### Exercise
Repeat the entries below exactly as they appear, with no pictures.

### Input data
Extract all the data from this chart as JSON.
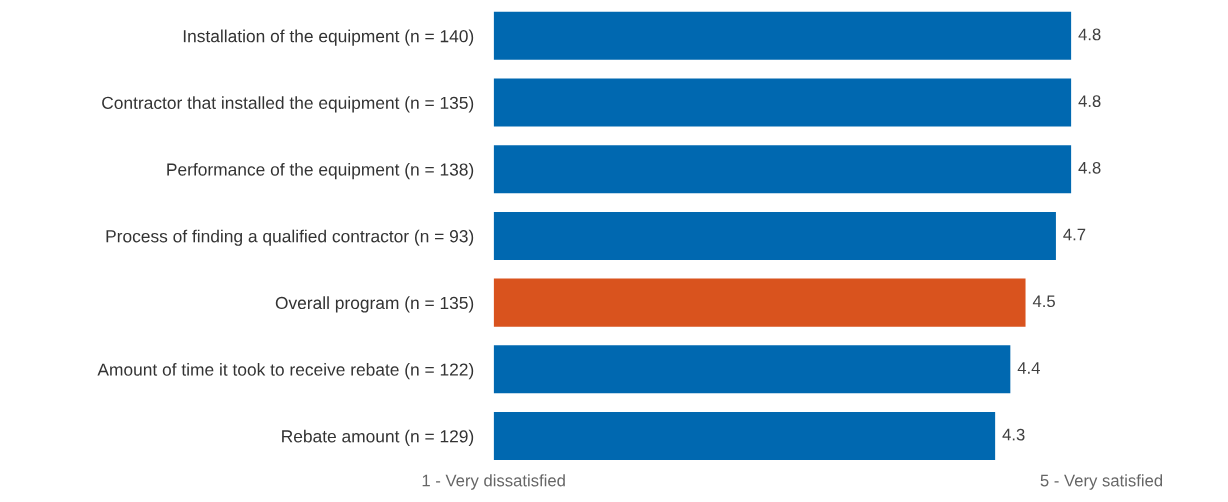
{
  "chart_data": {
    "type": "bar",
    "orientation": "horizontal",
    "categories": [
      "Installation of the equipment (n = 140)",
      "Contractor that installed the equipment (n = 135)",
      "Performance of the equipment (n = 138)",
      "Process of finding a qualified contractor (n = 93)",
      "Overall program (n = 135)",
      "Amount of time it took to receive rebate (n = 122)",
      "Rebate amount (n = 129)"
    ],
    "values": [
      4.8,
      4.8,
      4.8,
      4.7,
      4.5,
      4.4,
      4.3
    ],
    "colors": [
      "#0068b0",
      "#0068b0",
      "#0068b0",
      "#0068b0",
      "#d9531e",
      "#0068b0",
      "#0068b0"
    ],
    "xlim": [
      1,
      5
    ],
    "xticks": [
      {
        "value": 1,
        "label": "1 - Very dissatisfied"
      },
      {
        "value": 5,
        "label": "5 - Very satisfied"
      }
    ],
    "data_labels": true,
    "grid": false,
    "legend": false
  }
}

### Exercise response
Extract all the data from this chart as JSON.
{
  "chart_data": {
    "type": "bar",
    "orientation": "horizontal",
    "categories": [
      "Installation of the equipment (n = 140)",
      "Contractor that installed the equipment (n = 135)",
      "Performance of the equipment (n = 138)",
      "Process of finding a qualified contractor (n = 93)",
      "Overall program (n = 135)",
      "Amount of time it took to receive rebate (n = 122)",
      "Rebate amount (n = 129)"
    ],
    "values": [
      4.8,
      4.8,
      4.8,
      4.7,
      4.5,
      4.4,
      4.3
    ],
    "colors": [
      "#0068b0",
      "#0068b0",
      "#0068b0",
      "#0068b0",
      "#d9531e",
      "#0068b0",
      "#0068b0"
    ],
    "xlim": [
      1,
      5
    ],
    "xticks": [
      {
        "value": 1,
        "label": "1 - Very dissatisfied"
      },
      {
        "value": 5,
        "label": "5 - Very satisfied"
      }
    ],
    "data_labels": true,
    "grid": false,
    "legend": false
  }
}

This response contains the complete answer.